# What the task requires
Take the data below and repeat it exactly.

┌──

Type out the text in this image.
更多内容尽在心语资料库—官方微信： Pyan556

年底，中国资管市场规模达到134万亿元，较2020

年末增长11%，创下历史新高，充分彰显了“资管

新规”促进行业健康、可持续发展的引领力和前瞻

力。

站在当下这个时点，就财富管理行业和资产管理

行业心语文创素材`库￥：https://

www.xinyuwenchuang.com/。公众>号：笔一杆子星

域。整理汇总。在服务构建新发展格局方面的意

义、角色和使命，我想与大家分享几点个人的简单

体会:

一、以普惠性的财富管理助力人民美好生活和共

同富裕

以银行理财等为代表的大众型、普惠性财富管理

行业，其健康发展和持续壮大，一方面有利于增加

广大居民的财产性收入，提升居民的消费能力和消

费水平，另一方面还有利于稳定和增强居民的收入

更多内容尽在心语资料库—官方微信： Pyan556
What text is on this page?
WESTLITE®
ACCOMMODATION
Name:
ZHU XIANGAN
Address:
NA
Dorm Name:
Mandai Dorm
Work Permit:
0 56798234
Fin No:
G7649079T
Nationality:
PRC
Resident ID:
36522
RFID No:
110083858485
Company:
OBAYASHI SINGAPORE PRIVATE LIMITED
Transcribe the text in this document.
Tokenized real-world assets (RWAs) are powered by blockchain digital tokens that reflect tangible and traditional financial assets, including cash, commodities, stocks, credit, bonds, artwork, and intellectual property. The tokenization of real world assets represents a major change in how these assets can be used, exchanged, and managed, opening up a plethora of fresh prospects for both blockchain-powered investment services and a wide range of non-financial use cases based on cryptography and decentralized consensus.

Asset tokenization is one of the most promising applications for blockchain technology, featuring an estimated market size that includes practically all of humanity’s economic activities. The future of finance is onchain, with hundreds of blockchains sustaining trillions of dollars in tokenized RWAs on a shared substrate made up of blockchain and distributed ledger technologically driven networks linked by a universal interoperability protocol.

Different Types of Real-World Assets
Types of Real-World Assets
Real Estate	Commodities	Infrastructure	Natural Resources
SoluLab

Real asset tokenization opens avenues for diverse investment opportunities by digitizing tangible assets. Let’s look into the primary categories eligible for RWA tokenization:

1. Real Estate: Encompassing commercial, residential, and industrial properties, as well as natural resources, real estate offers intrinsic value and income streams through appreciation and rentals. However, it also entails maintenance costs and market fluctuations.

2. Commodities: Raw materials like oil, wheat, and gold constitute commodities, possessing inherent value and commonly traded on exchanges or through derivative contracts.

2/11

└──

# Solution to the exercise
Type out the text in this image.
更多内容尽在心语资料库—官方微信： Pyan556

年底，中国资管市场规模达到134万亿元，较2020

年末增长11%，创下历史新高，充分彰显了“资管

新规”促进行业健康、可持续发展的引领力和前瞻

力。

站在当下这个时点，就财富管理行业和资产管理

行业心语文创素材`库￥：https://

www.xinyuwenchuang.com/。公众>号：笔一杆子星

域。整理汇总。在服务构建新发展格局方面的意

义、角色和使命，我想与大家分享几点个人的简单

体会:

一、以普惠性的财富管理助力人民美好生活和共

同富裕

以银行理财等为代表的大众型、普惠性财富管理

行业，其健康发展和持续壮大，一方面有利于增加

广大居民的财产性收入，提升居民的消费能力和消

费水平，另一方面还有利于稳定和增强居民的收入

更多内容尽在心语资料库—官方微信： Pyan556
What text is on this page?
WESTLITE®
ACCOMMODATION
Name:
ZHU XIANGAN
Address:
NA
Dorm Name:
Mandai Dorm
Work Permit:
0 56798234
Fin No:
G7649079T
Nationality:
PRC
Resident ID:
36522
RFID No:
110083858485
Company:
OBAYASHI SINGAPORE PRIVATE LIMITED
Transcribe the text in this document.
Tokenized real-world assets (RWAs) are powered by blockchain digital tokens that reflect tangible and traditional financial assets, including cash, commodities, stocks, credit, bonds, artwork, and intellectual property. The tokenization of real world assets represents a major change in how these assets can be used, exchanged, and managed, opening up a plethora of fresh prospects for both blockchain-powered investment services and a wide range of non-financial use cases based on cryptography and decentralized consensus.

Asset tokenization is one of the most promising applications for blockchain technology, featuring an estimated market size that includes practically all of humanity’s economic activities. The future of finance is onchain, with hundreds of blockchains sustaining trillions of dollars in tokenized RWAs on a shared substrate made up of blockchain and distributed ledger technologically driven networks linked by a universal interoperability protocol.

Different Types of Real-World Assets
Types of Real-World Assets
Real Estate	Commodities	Infrastructure	Natural Resources
SoluLab

Real asset tokenization opens avenues for diverse investment opportunities by digitizing tangible assets. Let’s look into the primary categories eligible for RWA tokenization:

1. Real Estate: Encompassing commercial, residential, and industrial properties, as well as natural resources, real estate offers intrinsic value and income streams through appreciation and rentals. However, it also entails maintenance costs and market fluctuations.

2. Commodities: Raw materials like oil, wheat, and gold constitute commodities, possessing inherent value and commonly traded on exchanges or through derivative contracts.

2/11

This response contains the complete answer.